+++ Data provided +++

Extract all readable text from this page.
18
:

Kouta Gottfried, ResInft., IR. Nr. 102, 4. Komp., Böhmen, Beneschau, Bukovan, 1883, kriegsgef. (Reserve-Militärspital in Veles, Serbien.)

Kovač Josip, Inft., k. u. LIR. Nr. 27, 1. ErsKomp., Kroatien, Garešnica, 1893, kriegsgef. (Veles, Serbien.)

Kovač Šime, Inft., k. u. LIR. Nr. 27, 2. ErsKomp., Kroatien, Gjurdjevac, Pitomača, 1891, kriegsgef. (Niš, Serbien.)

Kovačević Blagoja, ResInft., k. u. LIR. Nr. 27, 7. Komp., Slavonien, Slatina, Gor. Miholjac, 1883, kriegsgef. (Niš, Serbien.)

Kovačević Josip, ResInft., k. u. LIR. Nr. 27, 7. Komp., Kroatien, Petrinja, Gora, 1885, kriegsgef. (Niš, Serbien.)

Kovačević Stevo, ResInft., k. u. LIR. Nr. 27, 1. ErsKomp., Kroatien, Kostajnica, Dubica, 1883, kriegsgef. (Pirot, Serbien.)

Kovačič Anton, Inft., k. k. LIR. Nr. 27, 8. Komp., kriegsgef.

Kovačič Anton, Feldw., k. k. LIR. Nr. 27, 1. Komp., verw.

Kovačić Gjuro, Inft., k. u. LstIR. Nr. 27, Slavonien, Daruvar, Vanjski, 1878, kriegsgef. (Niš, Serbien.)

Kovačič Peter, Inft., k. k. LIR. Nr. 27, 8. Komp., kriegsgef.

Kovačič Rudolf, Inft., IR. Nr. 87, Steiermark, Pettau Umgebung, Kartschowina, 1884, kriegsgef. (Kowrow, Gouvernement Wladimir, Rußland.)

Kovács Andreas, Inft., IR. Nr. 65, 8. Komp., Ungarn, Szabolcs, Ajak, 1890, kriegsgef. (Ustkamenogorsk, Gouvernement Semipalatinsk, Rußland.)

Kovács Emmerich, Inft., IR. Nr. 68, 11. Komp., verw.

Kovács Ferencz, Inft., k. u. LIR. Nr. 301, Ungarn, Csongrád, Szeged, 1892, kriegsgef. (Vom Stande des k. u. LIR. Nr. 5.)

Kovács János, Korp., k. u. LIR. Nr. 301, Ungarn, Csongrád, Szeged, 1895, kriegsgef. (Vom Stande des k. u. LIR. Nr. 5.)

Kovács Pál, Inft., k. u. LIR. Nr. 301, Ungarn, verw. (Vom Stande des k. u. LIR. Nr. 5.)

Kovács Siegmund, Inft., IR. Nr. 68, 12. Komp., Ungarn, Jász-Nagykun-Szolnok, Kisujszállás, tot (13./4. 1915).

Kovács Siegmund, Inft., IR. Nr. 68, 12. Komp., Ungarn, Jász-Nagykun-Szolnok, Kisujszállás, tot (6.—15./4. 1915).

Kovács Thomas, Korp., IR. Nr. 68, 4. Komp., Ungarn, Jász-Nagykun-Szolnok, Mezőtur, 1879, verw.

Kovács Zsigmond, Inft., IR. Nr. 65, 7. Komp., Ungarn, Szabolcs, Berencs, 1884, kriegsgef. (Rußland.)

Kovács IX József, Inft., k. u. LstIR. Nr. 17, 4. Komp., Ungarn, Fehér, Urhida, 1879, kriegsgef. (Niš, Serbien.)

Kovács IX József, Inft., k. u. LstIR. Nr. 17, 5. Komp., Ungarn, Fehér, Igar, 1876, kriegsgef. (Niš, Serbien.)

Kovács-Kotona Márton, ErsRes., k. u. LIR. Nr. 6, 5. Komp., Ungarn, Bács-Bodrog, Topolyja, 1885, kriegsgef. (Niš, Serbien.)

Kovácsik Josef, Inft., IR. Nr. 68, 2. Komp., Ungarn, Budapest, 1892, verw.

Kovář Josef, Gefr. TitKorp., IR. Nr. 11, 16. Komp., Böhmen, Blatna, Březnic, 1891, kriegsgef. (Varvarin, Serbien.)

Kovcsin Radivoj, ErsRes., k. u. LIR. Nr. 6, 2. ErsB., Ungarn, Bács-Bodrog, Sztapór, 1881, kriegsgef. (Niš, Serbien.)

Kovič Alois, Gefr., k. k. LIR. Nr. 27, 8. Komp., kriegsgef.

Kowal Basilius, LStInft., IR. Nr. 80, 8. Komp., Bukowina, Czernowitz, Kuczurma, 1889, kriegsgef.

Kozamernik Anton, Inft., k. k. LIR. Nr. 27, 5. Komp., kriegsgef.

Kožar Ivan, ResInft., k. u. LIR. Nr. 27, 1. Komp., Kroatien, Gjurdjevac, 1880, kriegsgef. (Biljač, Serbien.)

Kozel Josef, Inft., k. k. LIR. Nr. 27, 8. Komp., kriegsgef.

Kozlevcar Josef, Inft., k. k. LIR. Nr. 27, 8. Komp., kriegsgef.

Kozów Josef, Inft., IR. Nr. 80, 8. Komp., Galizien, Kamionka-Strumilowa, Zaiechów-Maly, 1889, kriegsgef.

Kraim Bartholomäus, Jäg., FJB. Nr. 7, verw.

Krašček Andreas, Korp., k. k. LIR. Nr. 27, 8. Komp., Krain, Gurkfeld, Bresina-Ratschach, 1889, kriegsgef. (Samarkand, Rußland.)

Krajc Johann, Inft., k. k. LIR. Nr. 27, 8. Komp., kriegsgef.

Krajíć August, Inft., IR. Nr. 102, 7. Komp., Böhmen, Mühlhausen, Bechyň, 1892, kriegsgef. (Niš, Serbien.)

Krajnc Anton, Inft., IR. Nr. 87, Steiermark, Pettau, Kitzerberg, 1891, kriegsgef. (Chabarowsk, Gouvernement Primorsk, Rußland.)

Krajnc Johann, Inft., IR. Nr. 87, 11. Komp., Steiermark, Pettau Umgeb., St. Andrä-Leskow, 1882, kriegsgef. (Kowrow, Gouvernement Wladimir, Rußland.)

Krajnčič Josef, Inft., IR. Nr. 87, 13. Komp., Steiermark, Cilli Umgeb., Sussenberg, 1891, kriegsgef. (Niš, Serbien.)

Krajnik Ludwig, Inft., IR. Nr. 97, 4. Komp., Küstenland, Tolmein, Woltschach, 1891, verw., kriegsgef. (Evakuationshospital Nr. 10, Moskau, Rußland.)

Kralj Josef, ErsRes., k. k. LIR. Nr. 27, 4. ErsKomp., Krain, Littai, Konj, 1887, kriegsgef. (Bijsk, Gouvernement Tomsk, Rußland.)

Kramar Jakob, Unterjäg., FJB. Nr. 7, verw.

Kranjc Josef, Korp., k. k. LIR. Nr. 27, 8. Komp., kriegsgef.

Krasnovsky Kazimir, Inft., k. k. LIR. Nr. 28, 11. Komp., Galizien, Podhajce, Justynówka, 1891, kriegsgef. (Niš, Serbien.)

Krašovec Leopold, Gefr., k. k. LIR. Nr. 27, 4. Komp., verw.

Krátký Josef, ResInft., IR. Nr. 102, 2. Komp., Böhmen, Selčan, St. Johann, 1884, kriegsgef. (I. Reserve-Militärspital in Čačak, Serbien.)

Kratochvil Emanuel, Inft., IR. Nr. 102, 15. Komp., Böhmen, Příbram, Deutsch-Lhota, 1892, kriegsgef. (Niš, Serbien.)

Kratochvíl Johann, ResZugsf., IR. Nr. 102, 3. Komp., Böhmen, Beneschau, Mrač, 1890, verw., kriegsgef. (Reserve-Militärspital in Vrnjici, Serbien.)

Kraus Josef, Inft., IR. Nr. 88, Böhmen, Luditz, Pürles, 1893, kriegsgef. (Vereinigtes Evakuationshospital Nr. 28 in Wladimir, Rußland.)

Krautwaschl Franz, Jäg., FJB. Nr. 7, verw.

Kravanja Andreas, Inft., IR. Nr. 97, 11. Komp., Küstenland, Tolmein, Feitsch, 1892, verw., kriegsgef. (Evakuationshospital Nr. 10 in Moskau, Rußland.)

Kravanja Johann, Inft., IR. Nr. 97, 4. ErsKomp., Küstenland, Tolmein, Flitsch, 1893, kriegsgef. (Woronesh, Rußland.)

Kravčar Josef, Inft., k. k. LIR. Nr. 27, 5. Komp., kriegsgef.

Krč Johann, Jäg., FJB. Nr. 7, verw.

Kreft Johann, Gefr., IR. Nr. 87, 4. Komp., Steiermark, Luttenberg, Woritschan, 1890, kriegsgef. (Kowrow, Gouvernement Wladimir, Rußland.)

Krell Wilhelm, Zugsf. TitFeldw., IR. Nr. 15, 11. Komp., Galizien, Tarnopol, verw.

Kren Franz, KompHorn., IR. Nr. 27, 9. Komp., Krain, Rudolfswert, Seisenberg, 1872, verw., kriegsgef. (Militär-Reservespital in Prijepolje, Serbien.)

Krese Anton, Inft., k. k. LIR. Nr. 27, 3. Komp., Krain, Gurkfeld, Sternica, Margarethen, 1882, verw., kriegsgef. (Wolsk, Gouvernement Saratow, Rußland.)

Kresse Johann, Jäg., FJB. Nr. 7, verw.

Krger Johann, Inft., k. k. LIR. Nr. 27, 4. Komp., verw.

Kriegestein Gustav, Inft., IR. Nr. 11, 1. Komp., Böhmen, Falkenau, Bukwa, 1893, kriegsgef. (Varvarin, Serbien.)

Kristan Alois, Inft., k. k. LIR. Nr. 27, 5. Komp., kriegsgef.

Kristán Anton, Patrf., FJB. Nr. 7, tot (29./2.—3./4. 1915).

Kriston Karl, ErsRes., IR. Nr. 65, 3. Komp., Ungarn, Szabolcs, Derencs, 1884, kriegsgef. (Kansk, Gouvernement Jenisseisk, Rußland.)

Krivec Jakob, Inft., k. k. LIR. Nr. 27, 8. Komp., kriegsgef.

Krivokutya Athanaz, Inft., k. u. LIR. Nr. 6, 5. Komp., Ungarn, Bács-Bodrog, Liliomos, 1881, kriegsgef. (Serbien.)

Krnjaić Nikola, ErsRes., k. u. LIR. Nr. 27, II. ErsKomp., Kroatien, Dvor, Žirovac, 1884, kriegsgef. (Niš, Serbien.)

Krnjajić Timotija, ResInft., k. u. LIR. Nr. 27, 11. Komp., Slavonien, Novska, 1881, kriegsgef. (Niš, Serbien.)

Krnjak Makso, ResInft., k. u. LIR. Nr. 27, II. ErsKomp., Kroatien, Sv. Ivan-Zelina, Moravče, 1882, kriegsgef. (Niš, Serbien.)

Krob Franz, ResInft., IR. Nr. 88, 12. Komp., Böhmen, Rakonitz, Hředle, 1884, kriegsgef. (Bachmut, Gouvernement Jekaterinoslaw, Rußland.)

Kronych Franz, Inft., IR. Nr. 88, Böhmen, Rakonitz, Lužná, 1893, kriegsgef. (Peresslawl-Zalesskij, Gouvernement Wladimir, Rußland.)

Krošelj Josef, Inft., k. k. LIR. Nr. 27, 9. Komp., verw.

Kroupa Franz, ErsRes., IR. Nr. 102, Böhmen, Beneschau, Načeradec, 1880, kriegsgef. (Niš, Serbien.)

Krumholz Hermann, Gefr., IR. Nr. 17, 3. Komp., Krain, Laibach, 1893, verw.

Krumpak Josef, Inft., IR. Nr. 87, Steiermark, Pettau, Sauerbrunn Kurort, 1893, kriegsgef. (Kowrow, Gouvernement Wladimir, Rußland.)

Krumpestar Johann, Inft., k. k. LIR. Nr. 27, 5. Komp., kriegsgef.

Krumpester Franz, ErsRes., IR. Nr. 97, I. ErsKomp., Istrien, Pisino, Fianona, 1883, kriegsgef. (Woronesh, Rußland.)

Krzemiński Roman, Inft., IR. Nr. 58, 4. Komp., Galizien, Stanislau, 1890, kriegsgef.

+++

Instructions for the task: Pick each line holding the word "Josip" out of the data and copy it.

Reply:
Kovač Josip, Inft., k. u. LIR. Nr. 27, 1. ErsKomp., Kroatien, Garešnica, 1893, kriegsgef. (Veles, Serbien.)
Kovačević Josip, ResInft., k. u. LIR. Nr. 27, 7. Komp., Kroatien, Petrinja, Gora, 1885, kriegsgef. (Niš, Serbien.)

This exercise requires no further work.